=== Input ===

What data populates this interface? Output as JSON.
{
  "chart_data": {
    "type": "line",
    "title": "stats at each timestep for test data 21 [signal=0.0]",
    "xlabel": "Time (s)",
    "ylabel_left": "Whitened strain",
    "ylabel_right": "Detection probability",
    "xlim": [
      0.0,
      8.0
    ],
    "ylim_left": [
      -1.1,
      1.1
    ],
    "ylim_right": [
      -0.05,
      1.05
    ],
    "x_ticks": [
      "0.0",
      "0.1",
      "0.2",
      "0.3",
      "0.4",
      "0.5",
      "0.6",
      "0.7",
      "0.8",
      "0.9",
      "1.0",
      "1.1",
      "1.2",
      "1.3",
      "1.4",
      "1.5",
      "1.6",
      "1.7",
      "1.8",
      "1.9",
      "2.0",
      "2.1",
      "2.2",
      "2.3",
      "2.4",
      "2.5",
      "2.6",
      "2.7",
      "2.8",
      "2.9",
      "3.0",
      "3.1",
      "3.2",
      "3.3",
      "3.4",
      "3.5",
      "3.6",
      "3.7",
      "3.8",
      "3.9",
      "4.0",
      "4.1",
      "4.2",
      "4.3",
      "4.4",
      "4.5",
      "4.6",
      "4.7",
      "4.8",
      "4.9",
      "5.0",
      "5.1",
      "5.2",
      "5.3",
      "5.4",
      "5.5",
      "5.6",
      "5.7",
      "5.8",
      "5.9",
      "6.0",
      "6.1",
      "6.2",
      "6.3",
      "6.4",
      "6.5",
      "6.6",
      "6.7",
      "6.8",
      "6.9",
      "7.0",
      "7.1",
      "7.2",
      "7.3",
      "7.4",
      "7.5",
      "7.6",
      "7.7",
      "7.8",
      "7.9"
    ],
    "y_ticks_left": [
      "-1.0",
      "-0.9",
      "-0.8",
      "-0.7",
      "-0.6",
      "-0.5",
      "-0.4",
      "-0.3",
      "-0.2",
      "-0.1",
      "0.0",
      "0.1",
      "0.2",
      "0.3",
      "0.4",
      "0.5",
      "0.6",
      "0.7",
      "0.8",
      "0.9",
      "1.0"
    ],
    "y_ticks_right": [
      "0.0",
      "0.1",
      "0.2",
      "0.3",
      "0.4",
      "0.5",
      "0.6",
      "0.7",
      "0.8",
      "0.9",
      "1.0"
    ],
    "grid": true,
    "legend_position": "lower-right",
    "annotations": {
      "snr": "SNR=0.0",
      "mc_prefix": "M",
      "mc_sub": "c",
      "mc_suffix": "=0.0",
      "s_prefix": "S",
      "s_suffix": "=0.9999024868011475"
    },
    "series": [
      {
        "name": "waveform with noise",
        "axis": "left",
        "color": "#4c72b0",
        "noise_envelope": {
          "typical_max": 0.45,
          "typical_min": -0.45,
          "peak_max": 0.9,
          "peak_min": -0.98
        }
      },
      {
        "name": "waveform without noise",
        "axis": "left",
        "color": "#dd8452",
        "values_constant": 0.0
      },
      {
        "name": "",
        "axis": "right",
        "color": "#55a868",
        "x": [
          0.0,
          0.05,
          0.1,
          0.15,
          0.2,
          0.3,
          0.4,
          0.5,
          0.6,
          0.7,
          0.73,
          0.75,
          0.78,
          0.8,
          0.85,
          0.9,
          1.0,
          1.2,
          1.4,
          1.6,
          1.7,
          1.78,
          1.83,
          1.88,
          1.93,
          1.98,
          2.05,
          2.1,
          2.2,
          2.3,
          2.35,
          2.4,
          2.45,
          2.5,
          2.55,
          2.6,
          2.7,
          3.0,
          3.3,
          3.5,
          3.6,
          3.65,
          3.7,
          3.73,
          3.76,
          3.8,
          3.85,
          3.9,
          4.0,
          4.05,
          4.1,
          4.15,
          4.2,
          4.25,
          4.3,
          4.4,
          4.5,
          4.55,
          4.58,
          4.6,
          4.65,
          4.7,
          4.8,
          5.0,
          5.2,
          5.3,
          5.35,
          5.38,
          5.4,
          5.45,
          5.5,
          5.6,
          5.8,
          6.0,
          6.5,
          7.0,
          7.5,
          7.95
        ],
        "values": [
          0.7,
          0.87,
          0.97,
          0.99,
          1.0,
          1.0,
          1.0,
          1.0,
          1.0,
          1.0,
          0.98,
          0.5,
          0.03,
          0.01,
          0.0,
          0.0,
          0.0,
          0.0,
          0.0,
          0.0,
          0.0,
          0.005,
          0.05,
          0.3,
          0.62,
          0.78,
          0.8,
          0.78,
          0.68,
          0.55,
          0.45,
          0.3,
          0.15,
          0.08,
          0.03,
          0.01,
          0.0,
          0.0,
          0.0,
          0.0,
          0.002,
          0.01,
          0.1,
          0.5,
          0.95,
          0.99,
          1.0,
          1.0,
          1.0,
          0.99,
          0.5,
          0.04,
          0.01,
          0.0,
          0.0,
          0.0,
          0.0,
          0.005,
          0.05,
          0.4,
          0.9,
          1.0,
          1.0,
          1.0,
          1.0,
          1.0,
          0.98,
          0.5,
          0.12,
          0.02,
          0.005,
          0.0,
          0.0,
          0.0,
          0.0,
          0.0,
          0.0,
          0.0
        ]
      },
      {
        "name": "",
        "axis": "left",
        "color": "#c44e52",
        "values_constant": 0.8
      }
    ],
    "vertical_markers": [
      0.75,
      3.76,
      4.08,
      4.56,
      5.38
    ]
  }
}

===

Written request
From the entries above, list each line with "color" in it.

Result of this exercise
        "color": "#4c72b0",
        "color": "#dd8452",
        "color": "#55a868",
        "color": "#c44e52",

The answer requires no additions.